Chart and figure data

--------------------

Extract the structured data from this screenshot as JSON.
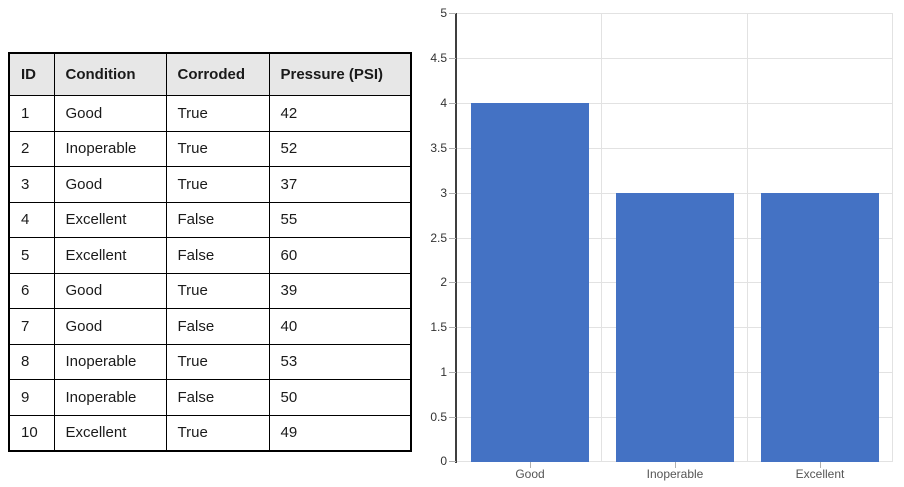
{
  "table": {
    "headers": [
      "ID",
      "Condition",
      "Corroded",
      "Pressure (PSI)"
    ],
    "rows": [
      [
        "1",
        "Good",
        "True",
        "42"
      ],
      [
        "2",
        "Inoperable",
        "True",
        "52"
      ],
      [
        "3",
        "Good",
        "True",
        "37"
      ],
      [
        "4",
        "Excellent",
        "False",
        "55"
      ],
      [
        "5",
        "Excellent",
        "False",
        "60"
      ],
      [
        "6",
        "Good",
        "True",
        "39"
      ],
      [
        "7",
        "Good",
        "False",
        "40"
      ],
      [
        "8",
        "Inoperable",
        "True",
        "53"
      ],
      [
        "9",
        "Inoperable",
        "False",
        "50"
      ],
      [
        "10",
        "Excellent",
        "True",
        "49"
      ]
    ]
  },
  "chart_data": {
    "type": "bar",
    "title": "",
    "xlabel": "",
    "ylabel": "",
    "categories": [
      "Good",
      "Inoperable",
      "Excellent"
    ],
    "values": [
      4,
      3,
      3
    ],
    "ylim": [
      0,
      5
    ],
    "yticks": [
      0,
      0.5,
      1,
      1.5,
      2,
      2.5,
      3,
      3.5,
      4,
      4.5,
      5
    ],
    "ytick_labels": [
      "0",
      "0.5",
      "1",
      "1.5",
      "2",
      "2.5",
      "3",
      "3.5",
      "4",
      "4.5",
      "5"
    ],
    "grid": true,
    "legend": "none",
    "bar_color": "#4472C4"
  },
  "colors": {
    "bar": "#4472C4",
    "gridline": "#e2e2e2",
    "axis": "#3f3f3f",
    "tick": "#b0b0b0",
    "table_border": "#000000",
    "header_bg": "#e7e7e7"
  }
}
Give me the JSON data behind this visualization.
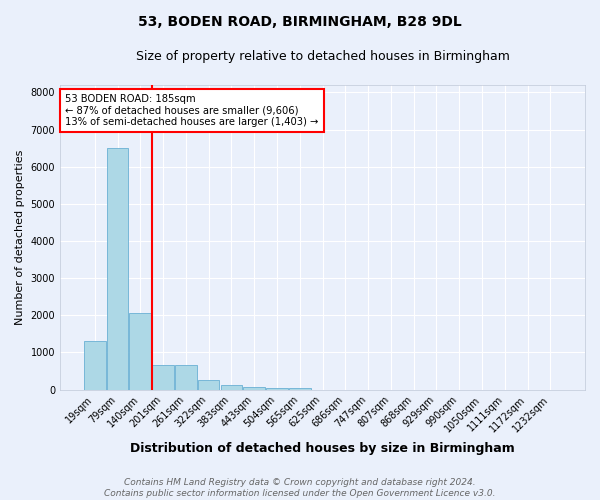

--------------------

* WRITTEN TASK *
Track down every line holding the string "this" and copy it.

* EXERCISE RESPONSE *
Extract the structured data from this screenshot as JSON.
Give me the JSON data behind this visualization.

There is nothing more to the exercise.